■ **WORK TO BE COMPLETED**
Omit every picture and return the rest of the data unaltered.
┏━━
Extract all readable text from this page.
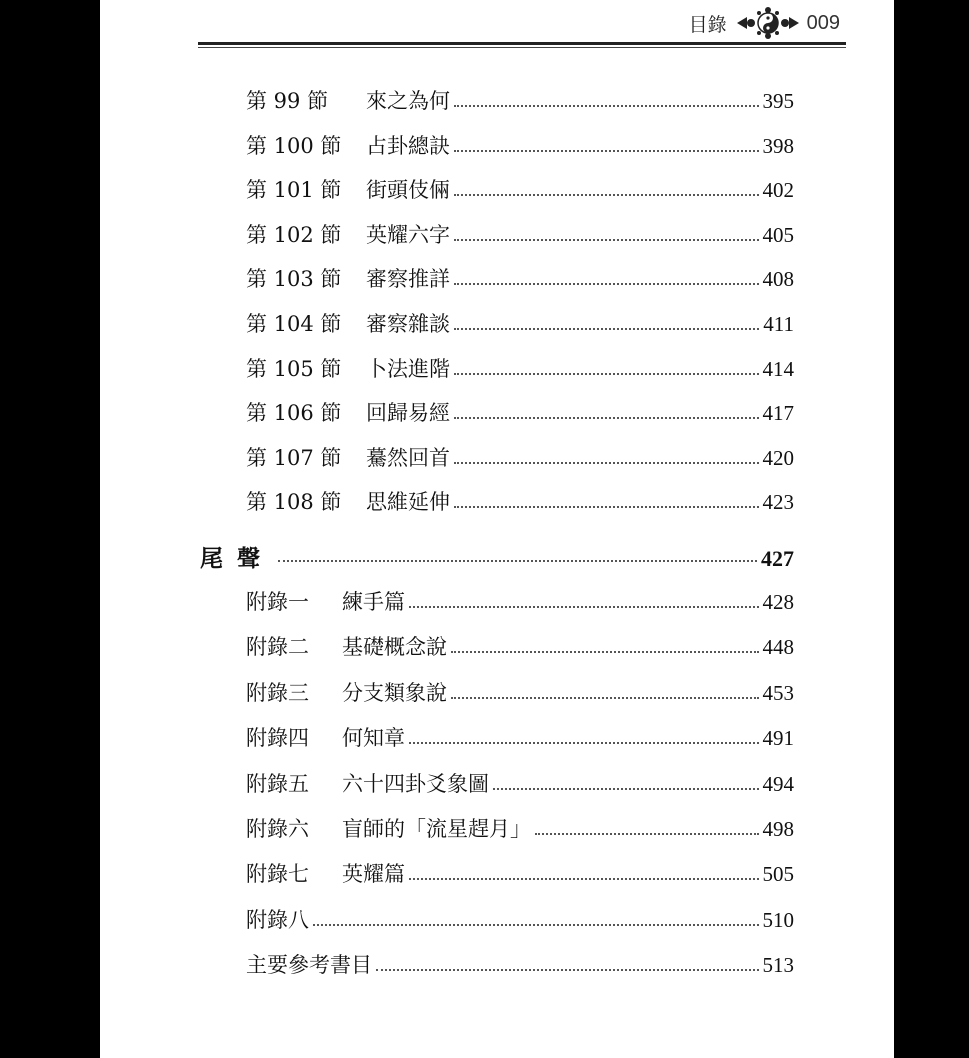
目錄	009
第 99 節	來之為何	395
第 100 節	占卦總訣	398
第 101 節	街頭伎倆	402
第 102 節	英耀六字	405
第 103 節	審察推詳	408
第 104 節	審察雜談	411
第 105 節	卜法進階	414
第 106 節	回歸易經	417
第 107 節	驀然回首	420
第 108 節	思維延伸	423
尾聲	427
附錄一	練手篇	428
附錄二	基礎概念說	448
附錄三	分支類象說	453
附錄四	何知章	491
附錄五	六十四卦爻象圖	494
附錄六	盲師的「流星趕月」	498
附錄七	英耀篇	505
附錄八	510
主要參考書目	513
┗━━
■ **SOLUTION FOR THIS PROBLEM**
Extract all readable text from this page.
目錄	009
第 99 節	來之為何	395
第 100 節	占卦總訣	398
第 101 節	街頭伎倆	402
第 102 節	英耀六字	405
第 103 節	審察推詳	408
第 104 節	審察雜談	411
第 105 節	卜法進階	414
第 106 節	回歸易經	417
第 107 節	驀然回首	420
第 108 節	思維延伸	423
尾聲	427
附錄一	練手篇	428
附錄二	基礎概念說	448
附錄三	分支類象說	453
附錄四	何知章	491
附錄五	六十四卦爻象圖	494
附錄六	盲師的「流星趕月」	498
附錄七	英耀篇	505
附錄八	510
主要參考書目	513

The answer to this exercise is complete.